## What is being asked
Every line that holds the string "title" is to be identified and copied.

## Input
┌──
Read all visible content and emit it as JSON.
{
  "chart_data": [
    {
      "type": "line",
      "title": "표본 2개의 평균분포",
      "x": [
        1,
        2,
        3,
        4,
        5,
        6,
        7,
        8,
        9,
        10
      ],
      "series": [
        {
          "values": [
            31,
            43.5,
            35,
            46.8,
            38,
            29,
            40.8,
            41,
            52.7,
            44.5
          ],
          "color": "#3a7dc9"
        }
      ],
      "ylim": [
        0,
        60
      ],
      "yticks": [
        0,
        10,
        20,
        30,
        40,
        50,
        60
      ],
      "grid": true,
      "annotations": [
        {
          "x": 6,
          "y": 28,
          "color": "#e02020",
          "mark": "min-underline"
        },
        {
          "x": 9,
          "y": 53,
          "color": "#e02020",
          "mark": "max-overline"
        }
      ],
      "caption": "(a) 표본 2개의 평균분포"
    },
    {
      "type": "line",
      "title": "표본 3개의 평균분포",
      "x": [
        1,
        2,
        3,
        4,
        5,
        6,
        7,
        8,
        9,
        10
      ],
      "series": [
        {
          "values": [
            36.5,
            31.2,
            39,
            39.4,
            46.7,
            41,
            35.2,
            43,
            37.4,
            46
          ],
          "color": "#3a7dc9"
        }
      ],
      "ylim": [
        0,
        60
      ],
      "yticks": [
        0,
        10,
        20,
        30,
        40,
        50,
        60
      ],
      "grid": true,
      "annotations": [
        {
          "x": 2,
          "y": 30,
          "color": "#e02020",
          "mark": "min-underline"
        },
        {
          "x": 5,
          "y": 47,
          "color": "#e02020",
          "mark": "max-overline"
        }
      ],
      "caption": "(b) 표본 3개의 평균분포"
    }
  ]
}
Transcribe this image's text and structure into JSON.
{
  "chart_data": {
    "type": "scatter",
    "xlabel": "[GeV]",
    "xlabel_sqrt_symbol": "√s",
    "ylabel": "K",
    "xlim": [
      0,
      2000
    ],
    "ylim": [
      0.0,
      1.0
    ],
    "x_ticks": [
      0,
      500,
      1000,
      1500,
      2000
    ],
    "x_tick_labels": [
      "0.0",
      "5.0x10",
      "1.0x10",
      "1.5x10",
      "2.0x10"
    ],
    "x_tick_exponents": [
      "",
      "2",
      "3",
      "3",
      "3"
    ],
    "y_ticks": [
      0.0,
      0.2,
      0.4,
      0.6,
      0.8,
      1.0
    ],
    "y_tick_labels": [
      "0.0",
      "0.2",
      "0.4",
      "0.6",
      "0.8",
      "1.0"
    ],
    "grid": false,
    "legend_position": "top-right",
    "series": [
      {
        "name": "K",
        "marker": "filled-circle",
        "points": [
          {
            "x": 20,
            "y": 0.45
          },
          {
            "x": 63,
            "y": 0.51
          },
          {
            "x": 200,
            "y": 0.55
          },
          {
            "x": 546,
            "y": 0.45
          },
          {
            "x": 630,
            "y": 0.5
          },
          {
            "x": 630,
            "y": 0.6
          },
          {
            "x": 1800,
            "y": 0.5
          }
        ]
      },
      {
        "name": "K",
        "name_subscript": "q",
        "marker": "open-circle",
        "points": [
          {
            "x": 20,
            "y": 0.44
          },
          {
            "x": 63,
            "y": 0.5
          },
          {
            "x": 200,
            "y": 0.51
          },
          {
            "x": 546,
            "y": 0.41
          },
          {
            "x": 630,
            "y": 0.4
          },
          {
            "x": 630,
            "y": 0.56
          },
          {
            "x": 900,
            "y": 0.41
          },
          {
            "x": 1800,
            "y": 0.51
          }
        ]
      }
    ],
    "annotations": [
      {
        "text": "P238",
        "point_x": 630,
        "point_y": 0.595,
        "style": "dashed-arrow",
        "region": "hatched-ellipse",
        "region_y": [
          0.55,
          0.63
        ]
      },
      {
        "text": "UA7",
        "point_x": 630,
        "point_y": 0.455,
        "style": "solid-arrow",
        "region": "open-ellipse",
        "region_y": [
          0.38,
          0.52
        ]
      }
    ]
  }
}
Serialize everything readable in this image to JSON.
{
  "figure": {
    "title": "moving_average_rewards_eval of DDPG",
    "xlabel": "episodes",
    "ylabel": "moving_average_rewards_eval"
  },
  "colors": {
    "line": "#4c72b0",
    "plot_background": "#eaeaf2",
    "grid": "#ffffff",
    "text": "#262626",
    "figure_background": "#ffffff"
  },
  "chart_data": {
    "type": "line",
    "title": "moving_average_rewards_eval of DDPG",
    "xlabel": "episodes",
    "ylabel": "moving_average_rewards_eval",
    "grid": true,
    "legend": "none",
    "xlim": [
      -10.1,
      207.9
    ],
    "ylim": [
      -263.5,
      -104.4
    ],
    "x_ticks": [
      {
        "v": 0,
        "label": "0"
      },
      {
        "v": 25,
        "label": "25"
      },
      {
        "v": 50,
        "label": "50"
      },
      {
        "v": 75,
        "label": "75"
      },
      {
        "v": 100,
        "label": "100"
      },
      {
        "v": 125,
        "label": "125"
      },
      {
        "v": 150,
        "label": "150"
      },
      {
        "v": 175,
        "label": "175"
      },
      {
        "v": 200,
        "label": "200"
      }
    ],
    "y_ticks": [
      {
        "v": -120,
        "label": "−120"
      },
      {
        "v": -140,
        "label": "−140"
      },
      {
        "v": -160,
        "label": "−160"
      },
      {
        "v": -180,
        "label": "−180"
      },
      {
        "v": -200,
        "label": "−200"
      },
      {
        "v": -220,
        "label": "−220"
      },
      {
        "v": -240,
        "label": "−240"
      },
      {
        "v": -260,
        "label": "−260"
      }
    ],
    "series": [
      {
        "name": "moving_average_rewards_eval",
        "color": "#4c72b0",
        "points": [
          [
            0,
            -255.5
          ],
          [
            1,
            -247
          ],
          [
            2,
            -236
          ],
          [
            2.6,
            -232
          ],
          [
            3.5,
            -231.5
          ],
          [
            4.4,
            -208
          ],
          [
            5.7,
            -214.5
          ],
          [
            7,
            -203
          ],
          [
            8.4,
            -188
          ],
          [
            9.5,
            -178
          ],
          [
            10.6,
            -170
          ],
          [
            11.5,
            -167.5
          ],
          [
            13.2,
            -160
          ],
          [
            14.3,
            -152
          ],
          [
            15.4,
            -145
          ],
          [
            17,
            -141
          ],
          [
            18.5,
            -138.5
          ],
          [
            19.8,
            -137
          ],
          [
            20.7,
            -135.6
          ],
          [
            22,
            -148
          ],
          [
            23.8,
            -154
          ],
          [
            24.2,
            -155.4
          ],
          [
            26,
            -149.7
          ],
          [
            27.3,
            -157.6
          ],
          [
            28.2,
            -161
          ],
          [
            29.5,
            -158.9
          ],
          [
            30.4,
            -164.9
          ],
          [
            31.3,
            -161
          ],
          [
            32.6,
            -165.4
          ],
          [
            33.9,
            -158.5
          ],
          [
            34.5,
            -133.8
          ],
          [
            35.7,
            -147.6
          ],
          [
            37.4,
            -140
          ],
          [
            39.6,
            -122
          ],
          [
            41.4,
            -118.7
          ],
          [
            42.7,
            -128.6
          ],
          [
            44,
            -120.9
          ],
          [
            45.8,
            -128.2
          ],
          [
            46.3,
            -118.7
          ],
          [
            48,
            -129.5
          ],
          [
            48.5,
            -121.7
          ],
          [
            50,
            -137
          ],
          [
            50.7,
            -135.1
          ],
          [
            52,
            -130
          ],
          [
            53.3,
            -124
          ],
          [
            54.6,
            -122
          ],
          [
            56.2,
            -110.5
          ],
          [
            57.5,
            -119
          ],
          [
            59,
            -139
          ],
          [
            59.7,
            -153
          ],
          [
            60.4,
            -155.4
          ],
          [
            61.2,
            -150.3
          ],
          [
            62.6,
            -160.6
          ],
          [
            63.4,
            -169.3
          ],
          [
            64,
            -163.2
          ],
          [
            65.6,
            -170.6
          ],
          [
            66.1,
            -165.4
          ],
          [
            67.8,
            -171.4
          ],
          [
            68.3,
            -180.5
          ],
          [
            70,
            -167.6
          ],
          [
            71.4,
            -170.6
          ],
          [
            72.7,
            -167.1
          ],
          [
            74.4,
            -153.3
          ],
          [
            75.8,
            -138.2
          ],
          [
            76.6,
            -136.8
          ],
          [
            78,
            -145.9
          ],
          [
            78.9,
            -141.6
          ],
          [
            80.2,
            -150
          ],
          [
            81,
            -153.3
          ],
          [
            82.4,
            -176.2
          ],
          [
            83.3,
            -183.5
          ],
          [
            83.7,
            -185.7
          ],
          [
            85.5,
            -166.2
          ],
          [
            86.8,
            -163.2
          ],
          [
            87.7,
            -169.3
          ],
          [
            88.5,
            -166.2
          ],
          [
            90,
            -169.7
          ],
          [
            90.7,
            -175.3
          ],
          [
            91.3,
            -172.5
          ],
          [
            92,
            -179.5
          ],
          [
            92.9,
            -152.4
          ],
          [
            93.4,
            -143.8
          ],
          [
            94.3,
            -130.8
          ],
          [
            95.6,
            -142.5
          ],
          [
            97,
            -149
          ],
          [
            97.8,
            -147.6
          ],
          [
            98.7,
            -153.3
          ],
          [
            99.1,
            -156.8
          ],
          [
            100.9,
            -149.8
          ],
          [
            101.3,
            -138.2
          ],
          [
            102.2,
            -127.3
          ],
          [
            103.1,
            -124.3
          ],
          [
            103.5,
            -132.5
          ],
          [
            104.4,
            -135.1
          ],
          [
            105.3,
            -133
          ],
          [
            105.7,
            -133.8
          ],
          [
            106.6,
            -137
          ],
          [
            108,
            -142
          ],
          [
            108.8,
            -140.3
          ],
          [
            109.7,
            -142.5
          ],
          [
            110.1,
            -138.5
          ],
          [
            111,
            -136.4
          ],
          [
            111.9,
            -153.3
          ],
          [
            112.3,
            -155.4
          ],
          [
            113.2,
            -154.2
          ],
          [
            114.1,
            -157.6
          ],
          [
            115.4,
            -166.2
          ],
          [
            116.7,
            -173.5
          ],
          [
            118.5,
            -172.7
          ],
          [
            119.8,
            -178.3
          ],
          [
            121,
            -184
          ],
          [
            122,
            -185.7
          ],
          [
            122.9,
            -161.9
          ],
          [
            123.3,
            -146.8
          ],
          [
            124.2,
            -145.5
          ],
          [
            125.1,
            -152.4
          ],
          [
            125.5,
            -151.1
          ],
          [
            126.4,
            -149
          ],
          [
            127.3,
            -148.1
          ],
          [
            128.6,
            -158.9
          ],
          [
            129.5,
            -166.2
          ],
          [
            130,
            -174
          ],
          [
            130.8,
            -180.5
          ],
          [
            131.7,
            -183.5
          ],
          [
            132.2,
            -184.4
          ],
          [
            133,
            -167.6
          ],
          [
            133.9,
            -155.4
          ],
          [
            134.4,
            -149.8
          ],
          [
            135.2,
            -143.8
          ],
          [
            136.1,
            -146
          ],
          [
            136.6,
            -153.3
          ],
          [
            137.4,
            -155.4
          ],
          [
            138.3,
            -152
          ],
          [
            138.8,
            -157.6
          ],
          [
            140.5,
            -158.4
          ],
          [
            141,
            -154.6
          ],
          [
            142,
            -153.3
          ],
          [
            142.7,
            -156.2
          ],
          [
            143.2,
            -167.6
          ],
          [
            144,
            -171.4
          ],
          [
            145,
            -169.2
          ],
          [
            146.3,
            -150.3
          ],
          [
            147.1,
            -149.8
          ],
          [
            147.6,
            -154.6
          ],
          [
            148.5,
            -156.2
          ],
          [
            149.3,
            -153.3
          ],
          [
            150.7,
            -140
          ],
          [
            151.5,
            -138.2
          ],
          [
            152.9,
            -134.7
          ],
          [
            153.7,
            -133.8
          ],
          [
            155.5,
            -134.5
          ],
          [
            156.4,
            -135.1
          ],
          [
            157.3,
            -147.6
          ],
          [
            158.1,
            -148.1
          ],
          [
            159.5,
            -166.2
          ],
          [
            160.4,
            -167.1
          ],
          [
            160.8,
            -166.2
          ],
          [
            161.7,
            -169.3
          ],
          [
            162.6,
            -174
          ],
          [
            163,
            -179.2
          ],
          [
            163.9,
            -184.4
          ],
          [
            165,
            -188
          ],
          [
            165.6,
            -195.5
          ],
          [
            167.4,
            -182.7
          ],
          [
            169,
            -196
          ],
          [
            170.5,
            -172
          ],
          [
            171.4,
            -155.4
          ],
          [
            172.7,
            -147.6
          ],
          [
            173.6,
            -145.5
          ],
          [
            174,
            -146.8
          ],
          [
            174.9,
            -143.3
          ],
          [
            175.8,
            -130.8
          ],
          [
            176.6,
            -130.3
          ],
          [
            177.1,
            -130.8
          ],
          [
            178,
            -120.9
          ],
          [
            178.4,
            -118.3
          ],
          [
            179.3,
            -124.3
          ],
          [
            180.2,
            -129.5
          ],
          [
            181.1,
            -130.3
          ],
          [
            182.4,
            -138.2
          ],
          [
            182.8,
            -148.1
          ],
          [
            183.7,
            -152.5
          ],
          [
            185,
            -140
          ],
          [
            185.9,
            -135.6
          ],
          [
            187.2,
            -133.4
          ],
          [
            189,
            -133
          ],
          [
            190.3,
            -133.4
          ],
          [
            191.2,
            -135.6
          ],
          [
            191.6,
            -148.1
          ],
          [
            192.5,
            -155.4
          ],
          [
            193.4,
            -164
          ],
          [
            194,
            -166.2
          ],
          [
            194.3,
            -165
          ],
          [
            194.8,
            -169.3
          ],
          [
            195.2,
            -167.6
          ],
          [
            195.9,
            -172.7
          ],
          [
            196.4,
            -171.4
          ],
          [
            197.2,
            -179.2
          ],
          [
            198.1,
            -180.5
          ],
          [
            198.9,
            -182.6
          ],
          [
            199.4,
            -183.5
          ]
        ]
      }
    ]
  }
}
└──
## Answer below
      "title": "표본 2개의 평균분포",
      "title": "표본 3개의 평균분포",
    "title": "moving_average_rewards_eval of DDPG",
    "title": "moving_average_rewards_eval of DDPG",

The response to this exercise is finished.